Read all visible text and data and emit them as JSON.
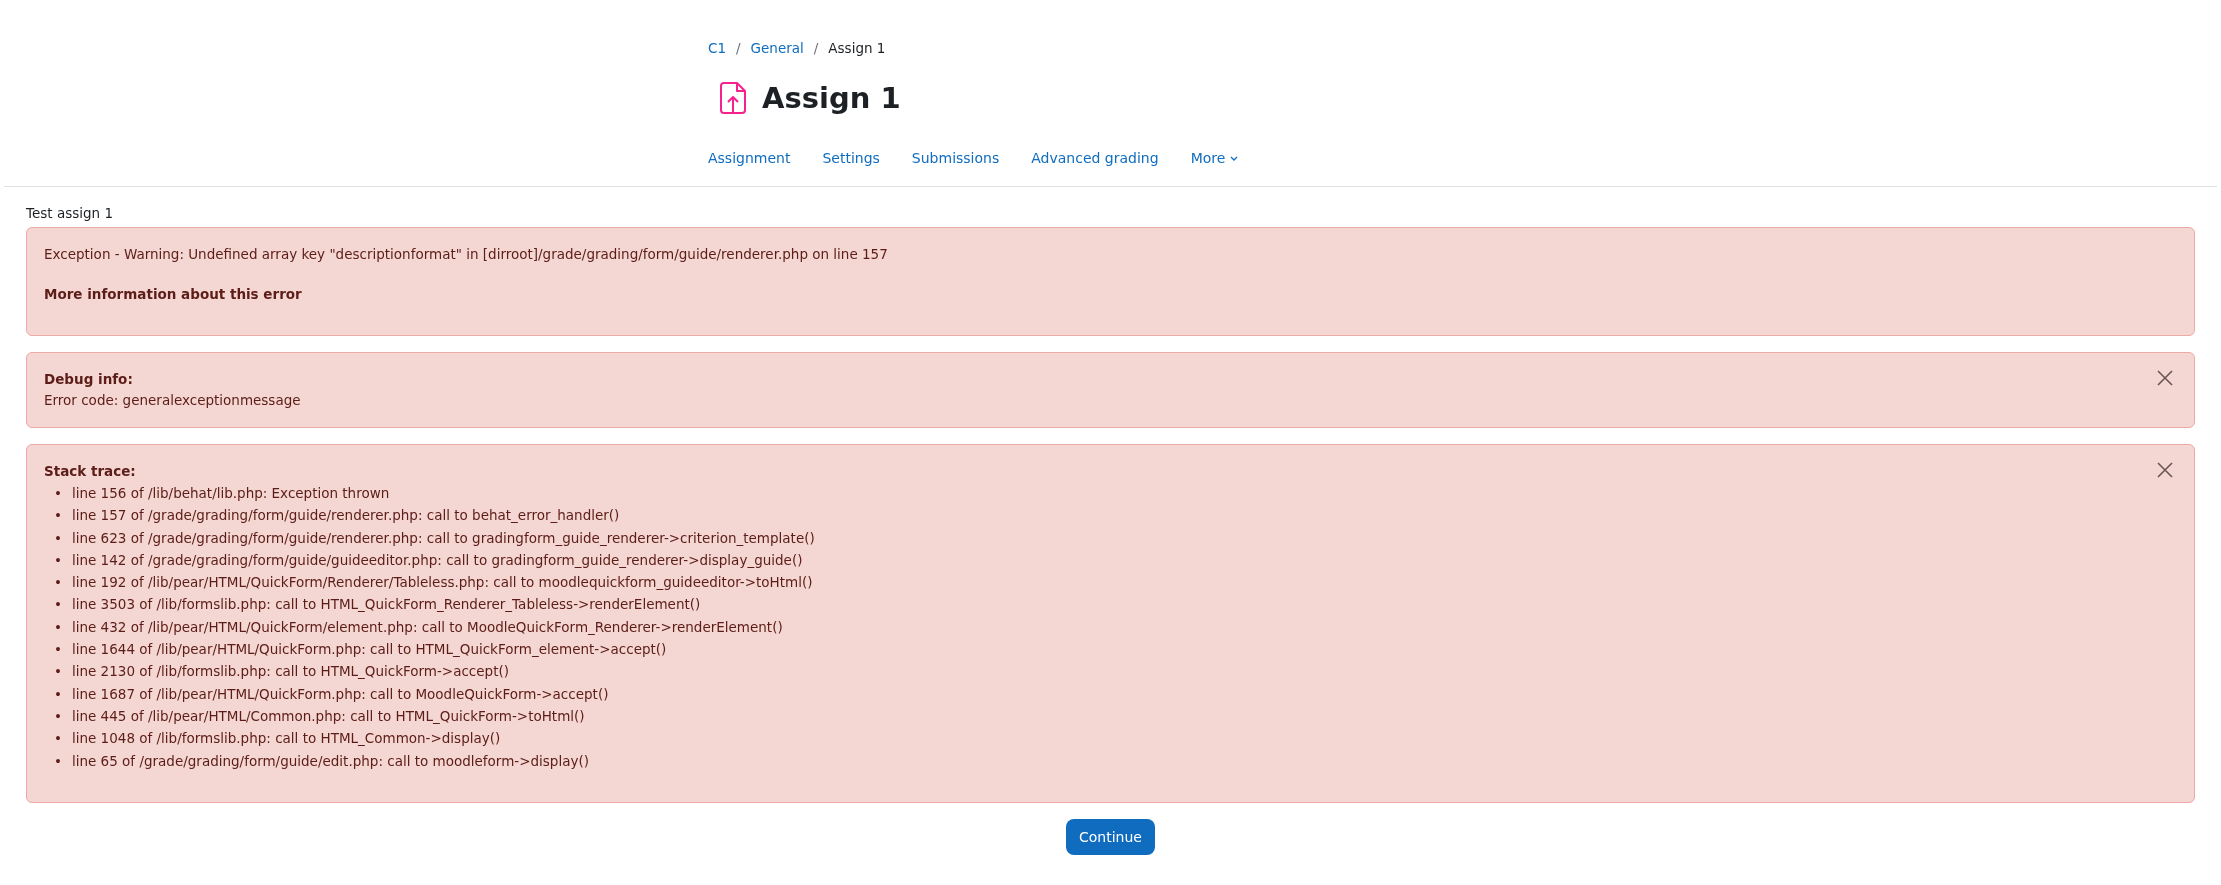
{
  "breadcrumb": [
    {
      "label": "C1",
      "link": true
    },
    {
      "label": "General",
      "link": true
    },
    {
      "label": "Assign 1",
      "link": false
    }
  ],
  "separator": "/",
  "page_title": "Assign 1",
  "nav_tabs": [
    {
      "label": "Assignment"
    },
    {
      "label": "Settings"
    },
    {
      "label": "Submissions"
    },
    {
      "label": "Advanced grading"
    },
    {
      "label": "More",
      "dropdown": true
    }
  ],
  "description": "Test assign 1",
  "error_alert": {
    "message": "Exception - Warning: Undefined array key \"descriptionformat\" in [dirroot]/grade/grading/form/guide/renderer.php on line 157",
    "more_info": "More information about this error"
  },
  "debug_alert": {
    "heading": "Debug info:",
    "text": "Error code: generalexceptionmessage",
    "dismissible": true
  },
  "stack_alert": {
    "heading": "Stack trace:",
    "dismissible": true,
    "bullet": "•",
    "lines": [
      "line 156 of /lib/behat/lib.php: Exception thrown",
      "line 157 of /grade/grading/form/guide/renderer.php: call to behat_error_handler()",
      "line 623 of /grade/grading/form/guide/renderer.php: call to gradingform_guide_renderer->criterion_template()",
      "line 142 of /grade/grading/form/guide/guideeditor.php: call to gradingform_guide_renderer->display_guide()",
      "line 192 of /lib/pear/HTML/QuickForm/Renderer/Tableless.php: call to moodlequickform_guideeditor->toHtml()",
      "line 3503 of /lib/formslib.php: call to HTML_QuickForm_Renderer_Tableless->renderElement()",
      "line 432 of /lib/pear/HTML/QuickForm/element.php: call to MoodleQuickForm_Renderer->renderElement()",
      "line 1644 of /lib/pear/HTML/QuickForm.php: call to HTML_QuickForm_element->accept()",
      "line 2130 of /lib/formslib.php: call to HTML_QuickForm->accept()",
      "line 1687 of /lib/pear/HTML/QuickForm.php: call to MoodleQuickForm->accept()",
      "line 445 of /lib/pear/HTML/Common.php: call to HTML_QuickForm->toHtml()",
      "line 1048 of /lib/formslib.php: call to HTML_Common->display()",
      "line 65 of /grade/grading/form/guide/edit.php: call to moodleform->display()"
    ]
  },
  "continue_button": "Continue"
}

→ **The task**
Print out the whole of the material word for word, without pictures.

→ **Response to this exercise**
Read all visible text and data and emit them as JSON.
{
  "breadcrumb": [
    {
      "label": "C1",
      "link": true
    },
    {
      "label": "General",
      "link": true
    },
    {
      "label": "Assign 1",
      "link": false
    }
  ],
  "separator": "/",
  "page_title": "Assign 1",
  "nav_tabs": [
    {
      "label": "Assignment"
    },
    {
      "label": "Settings"
    },
    {
      "label": "Submissions"
    },
    {
      "label": "Advanced grading"
    },
    {
      "label": "More",
      "dropdown": true
    }
  ],
  "description": "Test assign 1",
  "error_alert": {
    "message": "Exception - Warning: Undefined array key \"descriptionformat\" in [dirroot]/grade/grading/form/guide/renderer.php on line 157",
    "more_info": "More information about this error"
  },
  "debug_alert": {
    "heading": "Debug info:",
    "text": "Error code: generalexceptionmessage",
    "dismissible": true
  },
  "stack_alert": {
    "heading": "Stack trace:",
    "dismissible": true,
    "bullet": "•",
    "lines": [
      "line 156 of /lib/behat/lib.php: Exception thrown",
      "line 157 of /grade/grading/form/guide/renderer.php: call to behat_error_handler()",
      "line 623 of /grade/grading/form/guide/renderer.php: call to gradingform_guide_renderer->criterion_template()",
      "line 142 of /grade/grading/form/guide/guideeditor.php: call to gradingform_guide_renderer->display_guide()",
      "line 192 of /lib/pear/HTML/QuickForm/Renderer/Tableless.php: call to moodlequickform_guideeditor->toHtml()",
      "line 3503 of /lib/formslib.php: call to HTML_QuickForm_Renderer_Tableless->renderElement()",
      "line 432 of /lib/pear/HTML/QuickForm/element.php: call to MoodleQuickForm_Renderer->renderElement()",
      "line 1644 of /lib/pear/HTML/QuickForm.php: call to HTML_QuickForm_element->accept()",
      "line 2130 of /lib/formslib.php: call to HTML_QuickForm->accept()",
      "line 1687 of /lib/pear/HTML/QuickForm.php: call to MoodleQuickForm->accept()",
      "line 445 of /lib/pear/HTML/Common.php: call to HTML_QuickForm->toHtml()",
      "line 1048 of /lib/formslib.php: call to HTML_Common->display()",
      "line 65 of /grade/grading/form/guide/edit.php: call to moodleform->display()"
    ]
  },
  "continue_button": "Continue"
}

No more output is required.